Stored records:
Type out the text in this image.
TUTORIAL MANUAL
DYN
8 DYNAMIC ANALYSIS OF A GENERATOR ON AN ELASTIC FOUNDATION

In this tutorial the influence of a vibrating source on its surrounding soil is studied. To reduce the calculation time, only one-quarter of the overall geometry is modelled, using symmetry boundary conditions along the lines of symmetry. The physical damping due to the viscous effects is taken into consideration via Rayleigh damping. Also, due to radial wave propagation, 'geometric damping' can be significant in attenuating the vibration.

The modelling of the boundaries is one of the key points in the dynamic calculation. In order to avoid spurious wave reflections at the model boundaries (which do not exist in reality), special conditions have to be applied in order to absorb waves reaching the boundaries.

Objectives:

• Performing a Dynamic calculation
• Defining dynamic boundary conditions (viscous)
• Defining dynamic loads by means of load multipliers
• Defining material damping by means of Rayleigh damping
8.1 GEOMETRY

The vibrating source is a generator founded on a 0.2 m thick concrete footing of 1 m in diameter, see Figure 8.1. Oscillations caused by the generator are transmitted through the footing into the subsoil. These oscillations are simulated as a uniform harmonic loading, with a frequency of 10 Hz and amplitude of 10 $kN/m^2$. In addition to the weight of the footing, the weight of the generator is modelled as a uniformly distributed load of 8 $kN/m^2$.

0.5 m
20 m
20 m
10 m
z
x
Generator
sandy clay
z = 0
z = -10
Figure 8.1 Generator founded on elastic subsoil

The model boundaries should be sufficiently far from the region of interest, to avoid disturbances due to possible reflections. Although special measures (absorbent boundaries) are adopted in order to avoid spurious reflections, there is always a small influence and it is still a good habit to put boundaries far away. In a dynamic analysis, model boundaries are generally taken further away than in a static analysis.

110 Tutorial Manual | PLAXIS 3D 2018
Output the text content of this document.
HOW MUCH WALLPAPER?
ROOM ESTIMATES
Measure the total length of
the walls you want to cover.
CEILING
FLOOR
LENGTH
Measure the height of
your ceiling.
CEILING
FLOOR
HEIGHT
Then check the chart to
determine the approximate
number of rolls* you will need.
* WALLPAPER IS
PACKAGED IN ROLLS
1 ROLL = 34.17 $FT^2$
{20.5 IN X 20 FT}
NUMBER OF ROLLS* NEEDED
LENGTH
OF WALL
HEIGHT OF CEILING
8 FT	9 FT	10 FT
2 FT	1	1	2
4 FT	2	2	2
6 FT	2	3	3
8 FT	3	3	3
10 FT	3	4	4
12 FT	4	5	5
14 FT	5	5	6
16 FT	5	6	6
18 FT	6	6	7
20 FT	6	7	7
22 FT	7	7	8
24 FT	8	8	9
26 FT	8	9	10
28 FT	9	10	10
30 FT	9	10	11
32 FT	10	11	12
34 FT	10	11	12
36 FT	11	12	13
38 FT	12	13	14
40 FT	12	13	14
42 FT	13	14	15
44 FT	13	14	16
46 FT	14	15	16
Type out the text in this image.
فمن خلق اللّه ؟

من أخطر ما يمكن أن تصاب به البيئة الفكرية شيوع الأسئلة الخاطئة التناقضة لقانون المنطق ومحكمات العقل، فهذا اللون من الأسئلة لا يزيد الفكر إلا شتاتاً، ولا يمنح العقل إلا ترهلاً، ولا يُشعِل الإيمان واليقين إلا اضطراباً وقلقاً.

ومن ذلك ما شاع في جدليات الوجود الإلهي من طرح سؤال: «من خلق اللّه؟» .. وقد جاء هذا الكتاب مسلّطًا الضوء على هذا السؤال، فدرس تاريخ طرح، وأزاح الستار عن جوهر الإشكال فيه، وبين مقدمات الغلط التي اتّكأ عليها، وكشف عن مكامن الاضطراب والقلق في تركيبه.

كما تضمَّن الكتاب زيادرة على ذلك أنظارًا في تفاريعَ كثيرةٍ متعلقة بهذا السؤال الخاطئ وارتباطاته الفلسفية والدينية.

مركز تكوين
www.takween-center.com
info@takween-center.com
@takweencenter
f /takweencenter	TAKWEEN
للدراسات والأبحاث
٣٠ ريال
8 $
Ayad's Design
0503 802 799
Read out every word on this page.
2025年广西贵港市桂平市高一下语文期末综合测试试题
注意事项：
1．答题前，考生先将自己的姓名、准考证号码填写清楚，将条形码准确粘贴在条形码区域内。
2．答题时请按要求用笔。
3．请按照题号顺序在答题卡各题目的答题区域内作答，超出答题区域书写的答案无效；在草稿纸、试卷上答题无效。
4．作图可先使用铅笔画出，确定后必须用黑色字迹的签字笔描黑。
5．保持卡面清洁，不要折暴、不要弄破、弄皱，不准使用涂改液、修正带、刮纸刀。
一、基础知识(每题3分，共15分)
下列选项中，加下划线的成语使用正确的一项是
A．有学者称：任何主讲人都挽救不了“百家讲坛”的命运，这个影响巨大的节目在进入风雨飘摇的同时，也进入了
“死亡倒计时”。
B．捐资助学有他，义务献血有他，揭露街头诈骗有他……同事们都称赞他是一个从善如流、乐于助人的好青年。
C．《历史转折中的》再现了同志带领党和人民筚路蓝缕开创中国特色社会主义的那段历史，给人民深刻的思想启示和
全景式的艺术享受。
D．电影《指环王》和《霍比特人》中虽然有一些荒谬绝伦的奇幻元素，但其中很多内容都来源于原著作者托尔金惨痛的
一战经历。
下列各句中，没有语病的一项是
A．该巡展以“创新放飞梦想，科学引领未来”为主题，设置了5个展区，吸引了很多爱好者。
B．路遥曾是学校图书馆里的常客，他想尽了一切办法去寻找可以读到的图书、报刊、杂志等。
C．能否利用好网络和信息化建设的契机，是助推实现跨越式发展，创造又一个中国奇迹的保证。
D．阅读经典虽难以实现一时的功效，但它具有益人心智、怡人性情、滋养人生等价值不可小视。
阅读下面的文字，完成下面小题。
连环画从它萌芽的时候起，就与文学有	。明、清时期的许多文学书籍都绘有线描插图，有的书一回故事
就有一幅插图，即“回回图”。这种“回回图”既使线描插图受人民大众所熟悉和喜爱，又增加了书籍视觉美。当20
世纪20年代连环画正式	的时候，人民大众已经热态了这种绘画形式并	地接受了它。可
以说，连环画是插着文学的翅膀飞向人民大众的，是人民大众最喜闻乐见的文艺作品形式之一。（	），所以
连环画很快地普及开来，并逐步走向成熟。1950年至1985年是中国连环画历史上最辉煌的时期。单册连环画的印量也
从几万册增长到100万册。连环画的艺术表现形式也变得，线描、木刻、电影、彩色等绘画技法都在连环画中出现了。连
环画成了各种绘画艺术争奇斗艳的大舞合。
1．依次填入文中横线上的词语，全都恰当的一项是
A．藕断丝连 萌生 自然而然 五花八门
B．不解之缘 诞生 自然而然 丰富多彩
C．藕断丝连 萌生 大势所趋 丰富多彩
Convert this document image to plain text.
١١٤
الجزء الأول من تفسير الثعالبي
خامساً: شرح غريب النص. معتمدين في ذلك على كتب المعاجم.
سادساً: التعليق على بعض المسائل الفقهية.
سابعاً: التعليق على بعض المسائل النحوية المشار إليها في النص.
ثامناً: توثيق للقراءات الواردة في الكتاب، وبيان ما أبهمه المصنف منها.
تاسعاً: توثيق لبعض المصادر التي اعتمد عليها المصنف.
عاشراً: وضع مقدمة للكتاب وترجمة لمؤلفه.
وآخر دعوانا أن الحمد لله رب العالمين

● Prompt:
Restate each entry exactly, skipping none.

● Answer to the problem:
Type out the text in this image.
TUTORIAL MANUAL
DYN
8 DYNAMIC ANALYSIS OF A GENERATOR ON AN ELASTIC FOUNDATION

In this tutorial the influence of a vibrating source on its surrounding soil is studied. To reduce the calculation time, only one-quarter of the overall geometry is modelled, using symmetry boundary conditions along the lines of symmetry. The physical damping due to the viscous effects is taken into consideration via Rayleigh damping. Also, due to radial wave propagation, 'geometric damping' can be significant in attenuating the vibration.

The modelling of the boundaries is one of the key points in the dynamic calculation. In order to avoid spurious wave reflections at the model boundaries (which do not exist in reality), special conditions have to be applied in order to absorb waves reaching the boundaries.

Objectives:

• Performing a Dynamic calculation
• Defining dynamic boundary conditions (viscous)
• Defining dynamic loads by means of load multipliers
• Defining material damping by means of Rayleigh damping
8.1 GEOMETRY

The vibrating source is a generator founded on a 0.2 m thick concrete footing of 1 m in diameter, see Figure 8.1. Oscillations caused by the generator are transmitted through the footing into the subsoil. These oscillations are simulated as a uniform harmonic loading, with a frequency of 10 Hz and amplitude of 10 $kN/m^2$. In addition to the weight of the footing, the weight of the generator is modelled as a uniformly distributed load of 8 $kN/m^2$.

0.5 m
20 m
20 m
10 m
z
x
Generator
sandy clay
z = 0
z = -10
Figure 8.1 Generator founded on elastic subsoil

The model boundaries should be sufficiently far from the region of interest, to avoid disturbances due to possible reflections. Although special measures (absorbent boundaries) are adopted in order to avoid spurious reflections, there is always a small influence and it is still a good habit to put boundaries far away. In a dynamic analysis, model boundaries are generally taken further away than in a static analysis.

110 Tutorial Manual | PLAXIS 3D 2018
Output the text content of this document.
HOW MUCH WALLPAPER?
ROOM ESTIMATES
Measure the total length of
the walls you want to cover.
CEILING
FLOOR
LENGTH
Measure the height of
your ceiling.
CEILING
FLOOR
HEIGHT
Then check the chart to
determine the approximate
number of rolls* you will need.
* WALLPAPER IS
PACKAGED IN ROLLS
1 ROLL = 34.17 $FT^2$
{20.5 IN X 20 FT}
NUMBER OF ROLLS* NEEDED
LENGTH
OF WALL
HEIGHT OF CEILING
8 FT	9 FT	10 FT
2 FT	1	1	2
4 FT	2	2	2
6 FT	2	3	3
8 FT	3	3	3
10 FT	3	4	4
12 FT	4	5	5
14 FT	5	5	6
16 FT	5	6	6
18 FT	6	6	7
20 FT	6	7	7
22 FT	7	7	8
24 FT	8	8	9
26 FT	8	9	10
28 FT	9	10	10
30 FT	9	10	11
32 FT	10	11	12
34 FT	10	11	12
36 FT	11	12	13
38 FT	12	13	14
40 FT	12	13	14
42 FT	13	14	15
44 FT	13	14	16
46 FT	14	15	16
Type out the text in this image.
فمن خلق اللّه ؟

من أخطر ما يمكن أن تصاب به البيئة الفكرية شيوع الأسئلة الخاطئة التناقضة لقانون المنطق ومحكمات العقل، فهذا اللون من الأسئلة لا يزيد الفكر إلا شتاتاً، ولا يمنح العقل إلا ترهلاً، ولا يُشعِل الإيمان واليقين إلا اضطراباً وقلقاً.

ومن ذلك ما شاع في جدليات الوجود الإلهي من طرح سؤال: «من خلق اللّه؟» .. وقد جاء هذا الكتاب مسلّطًا الضوء على هذا السؤال، فدرس تاريخ طرح، وأزاح الستار عن جوهر الإشكال فيه، وبين مقدمات الغلط التي اتّكأ عليها، وكشف عن مكامن الاضطراب والقلق في تركيبه.

كما تضمَّن الكتاب زيادرة على ذلك أنظارًا في تفاريعَ كثيرةٍ متعلقة بهذا السؤال الخاطئ وارتباطاته الفلسفية والدينية.

مركز تكوين
www.takween-center.com
info@takween-center.com
@takweencenter
f /takweencenter	TAKWEEN
للدراسات والأبحاث
٣٠ ريال
8 $
Ayad's Design
0503 802 799
Read out every word on this page.
2025年广西贵港市桂平市高一下语文期末综合测试试题
注意事项：
1．答题前，考生先将自己的姓名、准考证号码填写清楚，将条形码准确粘贴在条形码区域内。
2．答题时请按要求用笔。
3．请按照题号顺序在答题卡各题目的答题区域内作答，超出答题区域书写的答案无效；在草稿纸、试卷上答题无效。
4．作图可先使用铅笔画出，确定后必须用黑色字迹的签字笔描黑。
5．保持卡面清洁，不要折暴、不要弄破、弄皱，不准使用涂改液、修正带、刮纸刀。
一、基础知识(每题3分，共15分)
下列选项中，加下划线的成语使用正确的一项是
A．有学者称：任何主讲人都挽救不了“百家讲坛”的命运，这个影响巨大的节目在进入风雨飘摇的同时，也进入了
“死亡倒计时”。
B．捐资助学有他，义务献血有他，揭露街头诈骗有他……同事们都称赞他是一个从善如流、乐于助人的好青年。
C．《历史转折中的》再现了同志带领党和人民筚路蓝缕开创中国特色社会主义的那段历史，给人民深刻的思想启示和
全景式的艺术享受。
D．电影《指环王》和《霍比特人》中虽然有一些荒谬绝伦的奇幻元素，但其中很多内容都来源于原著作者托尔金惨痛的
一战经历。
下列各句中，没有语病的一项是
A．该巡展以“创新放飞梦想，科学引领未来”为主题，设置了5个展区，吸引了很多爱好者。
B．路遥曾是学校图书馆里的常客，他想尽了一切办法去寻找可以读到的图书、报刊、杂志等。
C．能否利用好网络和信息化建设的契机，是助推实现跨越式发展，创造又一个中国奇迹的保证。
D．阅读经典虽难以实现一时的功效，但它具有益人心智、怡人性情、滋养人生等价值不可小视。
阅读下面的文字，完成下面小题。
连环画从它萌芽的时候起，就与文学有	。明、清时期的许多文学书籍都绘有线描插图，有的书一回故事
就有一幅插图，即“回回图”。这种“回回图”既使线描插图受人民大众所熟悉和喜爱，又增加了书籍视觉美。当20
世纪20年代连环画正式	的时候，人民大众已经热态了这种绘画形式并	地接受了它。可
以说，连环画是插着文学的翅膀飞向人民大众的，是人民大众最喜闻乐见的文艺作品形式之一。（	），所以
连环画很快地普及开来，并逐步走向成熟。1950年至1985年是中国连环画历史上最辉煌的时期。单册连环画的印量也
从几万册增长到100万册。连环画的艺术表现形式也变得，线描、木刻、电影、彩色等绘画技法都在连环画中出现了。连
环画成了各种绘画艺术争奇斗艳的大舞合。
1．依次填入文中横线上的词语，全都恰当的一项是
A．藕断丝连 萌生 自然而然 五花八门
B．不解之缘 诞生 自然而然 丰富多彩
C．藕断丝连 萌生 大势所趋 丰富多彩
Convert this document image to plain text.
١١٤
الجزء الأول من تفسير الثعالبي
خامساً: شرح غريب النص. معتمدين في ذلك على كتب المعاجم.
سادساً: التعليق على بعض المسائل الفقهية.
سابعاً: التعليق على بعض المسائل النحوية المشار إليها في النص.
ثامناً: توثيق للقراءات الواردة في الكتاب، وبيان ما أبهمه المصنف منها.
تاسعاً: توثيق لبعض المصادر التي اعتمد عليها المصنف.
عاشراً: وضع مقدمة للكتاب وترجمة لمؤلفه.
وآخر دعوانا أن الحمد لله رب العالمين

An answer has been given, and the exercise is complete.